What to produce: Print every entry exactly as written.

(Source records)
## BEGIN
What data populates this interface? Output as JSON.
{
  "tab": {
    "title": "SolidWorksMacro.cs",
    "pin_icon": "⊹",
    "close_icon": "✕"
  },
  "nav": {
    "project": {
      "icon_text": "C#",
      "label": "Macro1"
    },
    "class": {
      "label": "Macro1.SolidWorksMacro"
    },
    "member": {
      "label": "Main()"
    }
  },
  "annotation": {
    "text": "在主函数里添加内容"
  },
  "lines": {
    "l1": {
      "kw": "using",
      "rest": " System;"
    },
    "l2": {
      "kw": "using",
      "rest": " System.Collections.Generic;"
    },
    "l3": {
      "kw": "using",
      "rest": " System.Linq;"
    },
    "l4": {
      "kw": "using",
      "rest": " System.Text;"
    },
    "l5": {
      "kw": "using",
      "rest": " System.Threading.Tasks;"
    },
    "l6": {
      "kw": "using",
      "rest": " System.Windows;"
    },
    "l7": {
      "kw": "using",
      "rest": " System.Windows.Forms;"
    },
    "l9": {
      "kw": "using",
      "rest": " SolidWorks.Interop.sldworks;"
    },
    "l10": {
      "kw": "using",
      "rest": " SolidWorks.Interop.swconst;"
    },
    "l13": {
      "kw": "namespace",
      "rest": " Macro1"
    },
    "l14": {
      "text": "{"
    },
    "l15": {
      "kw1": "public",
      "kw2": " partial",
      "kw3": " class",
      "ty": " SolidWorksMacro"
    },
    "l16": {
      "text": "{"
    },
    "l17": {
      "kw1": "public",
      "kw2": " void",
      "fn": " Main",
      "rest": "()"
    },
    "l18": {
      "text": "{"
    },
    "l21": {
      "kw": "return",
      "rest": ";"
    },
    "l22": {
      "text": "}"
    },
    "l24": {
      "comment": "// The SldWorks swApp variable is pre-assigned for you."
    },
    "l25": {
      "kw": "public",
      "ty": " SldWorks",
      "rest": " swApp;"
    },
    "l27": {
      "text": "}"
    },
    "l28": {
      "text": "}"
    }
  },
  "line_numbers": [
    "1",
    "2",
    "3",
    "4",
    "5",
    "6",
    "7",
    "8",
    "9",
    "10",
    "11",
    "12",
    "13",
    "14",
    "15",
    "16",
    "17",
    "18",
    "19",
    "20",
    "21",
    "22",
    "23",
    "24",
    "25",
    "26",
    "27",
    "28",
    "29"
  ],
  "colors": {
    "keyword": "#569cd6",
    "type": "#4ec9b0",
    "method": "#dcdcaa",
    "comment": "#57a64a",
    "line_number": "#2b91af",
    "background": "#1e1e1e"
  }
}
## END
Final result:
What data populates this interface? Output as JSON.
{
  "tab": {
    "title": "SolidWorksMacro.cs",
    "pin_icon": "⊹",
    "close_icon": "✕"
  },
  "nav": {
    "project": {
      "icon_text": "C#",
      "label": "Macro1"
    },
    "class": {
      "label": "Macro1.SolidWorksMacro"
    },
    "member": {
      "label": "Main()"
    }
  },
  "annotation": {
    "text": "在主函数里添加内容"
  },
  "lines": {
    "l1": {
      "kw": "using",
      "rest": " System;"
    },
    "l2": {
      "kw": "using",
      "rest": " System.Collections.Generic;"
    },
    "l3": {
      "kw": "using",
      "rest": " System.Linq;"
    },
    "l4": {
      "kw": "using",
      "rest": " System.Text;"
    },
    "l5": {
      "kw": "using",
      "rest": " System.Threading.Tasks;"
    },
    "l6": {
      "kw": "using",
      "rest": " System.Windows;"
    },
    "l7": {
      "kw": "using",
      "rest": " System.Windows.Forms;"
    },
    "l9": {
      "kw": "using",
      "rest": " SolidWorks.Interop.sldworks;"
    },
    "l10": {
      "kw": "using",
      "rest": " SolidWorks.Interop.swconst;"
    },
    "l13": {
      "kw": "namespace",
      "rest": " Macro1"
    },
    "l14": {
      "text": "{"
    },
    "l15": {
      "kw1": "public",
      "kw2": " partial",
      "kw3": " class",
      "ty": " SolidWorksMacro"
    },
    "l16": {
      "text": "{"
    },
    "l17": {
      "kw1": "public",
      "kw2": " void",
      "fn": " Main",
      "rest": "()"
    },
    "l18": {
      "text": "{"
    },
    "l21": {
      "kw": "return",
      "rest": ";"
    },
    "l22": {
      "text": "}"
    },
    "l24": {
      "comment": "// The SldWorks swApp variable is pre-assigned for you."
    },
    "l25": {
      "kw": "public",
      "ty": " SldWorks",
      "rest": " swApp;"
    },
    "l27": {
      "text": "}"
    },
    "l28": {
      "text": "}"
    }
  },
  "line_numbers": [
    "1",
    "2",
    "3",
    "4",
    "5",
    "6",
    "7",
    "8",
    "9",
    "10",
    "11",
    "12",
    "13",
    "14",
    "15",
    "16",
    "17",
    "18",
    "19",
    "20",
    "21",
    "22",
    "23",
    "24",
    "25",
    "26",
    "27",
    "28",
    "29"
  ],
  "colors": {
    "keyword": "#569cd6",
    "type": "#4ec9b0",
    "method": "#dcdcaa",
    "comment": "#57a64a",
    "line_number": "#2b91af",
    "background": "#1e1e1e"
  }
}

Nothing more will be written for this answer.